◆ **Tâche à réaliser**:
Poursuivez l'extrait choisi, consacré à la mort du réalisateur Edouard Molinaro, à la suite de sa dernière phrase.

◆ **Extrait choisi**:
***

Quinze jours après Georges Lautner, le cinéma français grand public a perdu un autre de ses réalisateurs emblématiques, Edouard Molinaro, décédé samedi à l'âge de 85 ans, après avoir signé des succès comme Oscar, L'Emmerdeur et surtout La cage aux folles.

Le réalisateur est décédé d'une insuffisance pulmonaire à l'hôpital Tenon à Paris, a-t-on précisé dans son entourage.

Le président François Hollande lui a rendu hommage dans un communiqué, saluant «un grand cinéaste attachant et original», qui «possédait le talent d'attirer un large public autour de films de qualité» et qui «fit tourner les plus grands acteurs du cinéma français en conquérant à la fois le public et l'estime de ses pairs».

***

[Données de détection de la mise en page de documents]
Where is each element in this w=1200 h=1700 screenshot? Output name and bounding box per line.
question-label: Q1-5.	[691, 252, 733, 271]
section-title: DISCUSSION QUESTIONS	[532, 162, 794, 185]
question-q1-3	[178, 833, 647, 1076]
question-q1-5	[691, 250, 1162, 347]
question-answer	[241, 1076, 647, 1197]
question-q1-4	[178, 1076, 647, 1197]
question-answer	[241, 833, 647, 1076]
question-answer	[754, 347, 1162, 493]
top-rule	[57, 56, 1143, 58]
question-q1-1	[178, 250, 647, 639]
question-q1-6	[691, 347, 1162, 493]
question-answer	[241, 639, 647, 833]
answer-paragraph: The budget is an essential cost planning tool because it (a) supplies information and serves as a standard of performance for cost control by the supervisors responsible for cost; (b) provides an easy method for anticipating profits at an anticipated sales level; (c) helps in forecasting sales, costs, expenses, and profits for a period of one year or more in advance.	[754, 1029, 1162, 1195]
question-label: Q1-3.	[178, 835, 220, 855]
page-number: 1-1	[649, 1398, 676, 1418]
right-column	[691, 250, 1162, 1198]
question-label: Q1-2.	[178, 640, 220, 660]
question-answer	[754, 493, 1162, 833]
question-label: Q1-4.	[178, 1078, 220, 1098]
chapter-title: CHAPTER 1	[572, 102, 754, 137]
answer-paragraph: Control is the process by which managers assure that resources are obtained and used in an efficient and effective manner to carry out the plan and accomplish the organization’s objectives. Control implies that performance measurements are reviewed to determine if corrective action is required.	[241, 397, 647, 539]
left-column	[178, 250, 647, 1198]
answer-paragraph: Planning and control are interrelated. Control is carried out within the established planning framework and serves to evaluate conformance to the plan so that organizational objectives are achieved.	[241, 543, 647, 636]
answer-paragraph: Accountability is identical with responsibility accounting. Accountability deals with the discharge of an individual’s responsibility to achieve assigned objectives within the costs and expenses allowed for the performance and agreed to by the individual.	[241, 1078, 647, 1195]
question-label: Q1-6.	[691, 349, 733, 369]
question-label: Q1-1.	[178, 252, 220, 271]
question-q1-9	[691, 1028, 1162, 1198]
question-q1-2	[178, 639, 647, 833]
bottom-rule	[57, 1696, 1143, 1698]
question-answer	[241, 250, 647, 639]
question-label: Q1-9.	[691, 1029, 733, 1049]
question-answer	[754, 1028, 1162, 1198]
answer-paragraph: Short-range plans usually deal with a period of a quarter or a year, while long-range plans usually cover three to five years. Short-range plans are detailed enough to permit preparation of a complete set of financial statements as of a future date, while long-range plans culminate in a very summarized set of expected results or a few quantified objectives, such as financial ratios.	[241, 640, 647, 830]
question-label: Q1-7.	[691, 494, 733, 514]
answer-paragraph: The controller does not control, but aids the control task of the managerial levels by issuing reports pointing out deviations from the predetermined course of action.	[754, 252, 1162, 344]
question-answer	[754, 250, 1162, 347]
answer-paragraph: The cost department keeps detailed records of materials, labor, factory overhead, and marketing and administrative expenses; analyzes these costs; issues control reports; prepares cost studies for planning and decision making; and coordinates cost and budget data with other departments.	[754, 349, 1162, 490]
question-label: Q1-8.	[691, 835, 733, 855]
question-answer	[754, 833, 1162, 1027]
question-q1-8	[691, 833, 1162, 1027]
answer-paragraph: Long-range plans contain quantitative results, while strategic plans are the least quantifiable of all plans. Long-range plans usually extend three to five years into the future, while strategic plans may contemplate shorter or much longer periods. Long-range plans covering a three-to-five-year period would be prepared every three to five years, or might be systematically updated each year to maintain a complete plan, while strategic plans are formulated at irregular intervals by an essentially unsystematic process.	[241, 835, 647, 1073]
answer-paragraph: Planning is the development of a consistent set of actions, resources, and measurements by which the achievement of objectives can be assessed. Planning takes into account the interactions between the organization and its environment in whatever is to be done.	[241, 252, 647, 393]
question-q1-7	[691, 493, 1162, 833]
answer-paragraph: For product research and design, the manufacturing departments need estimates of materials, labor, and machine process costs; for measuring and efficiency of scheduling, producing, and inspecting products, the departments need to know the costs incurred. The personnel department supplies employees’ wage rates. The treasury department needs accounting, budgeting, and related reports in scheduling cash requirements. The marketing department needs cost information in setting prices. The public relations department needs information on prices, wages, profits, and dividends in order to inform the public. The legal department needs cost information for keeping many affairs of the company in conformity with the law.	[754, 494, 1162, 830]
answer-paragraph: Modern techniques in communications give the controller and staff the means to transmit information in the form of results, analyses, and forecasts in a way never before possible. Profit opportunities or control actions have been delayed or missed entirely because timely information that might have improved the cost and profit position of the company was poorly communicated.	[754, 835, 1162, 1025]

***

◆ **Réponse attendue**:
«Edouard Molinaro avait imposé sa marque sur le grand cinéma populaire, avec un ton joyeux et attachant, vif et allègre», a pour sa part déclaré Frédérique Bredin, présidente du Centre national du cinéma français.

«Il promenait sur l'univers du cinéma un regard d'un grande intelligence, d'une grande culture avec un léger désenchantement», a dit sur la radio France-Info Fabrice Luccini, l'acteur qui avait tourné avec lui dans Beaumarchais, l'Insolent (1996).

Né à Bordeaux (sud-ouest) le 13 mai 1928, dans une famille bourgeoise, Edouard Molinaro était réputé pour la précision de son travail, mais aussi pour sa très grande modestie.

Au début de sa carrière, il avait été classé dans la «nouvelle vague», à la fin des années cinquante, avant de se lancer vers vaudevilles et comédies avec plusieurs monstres sacrés comme Louis de Funès, Lino Ventura ou encore Jacques Brel.

C'est l'adaptation, en 1978, de La Cage aux folles, de Jean Poiret, avec Michel Serrault et Ugo Tognazzi, qui lui apportera son plus grand succès commercial, immortalisé par la scène de «la biscotte». Le film fut plébiscité jusqu'aux États-Unis, avec deux nominations aux Oscars.

Pas «un grand amateur de vaudeville»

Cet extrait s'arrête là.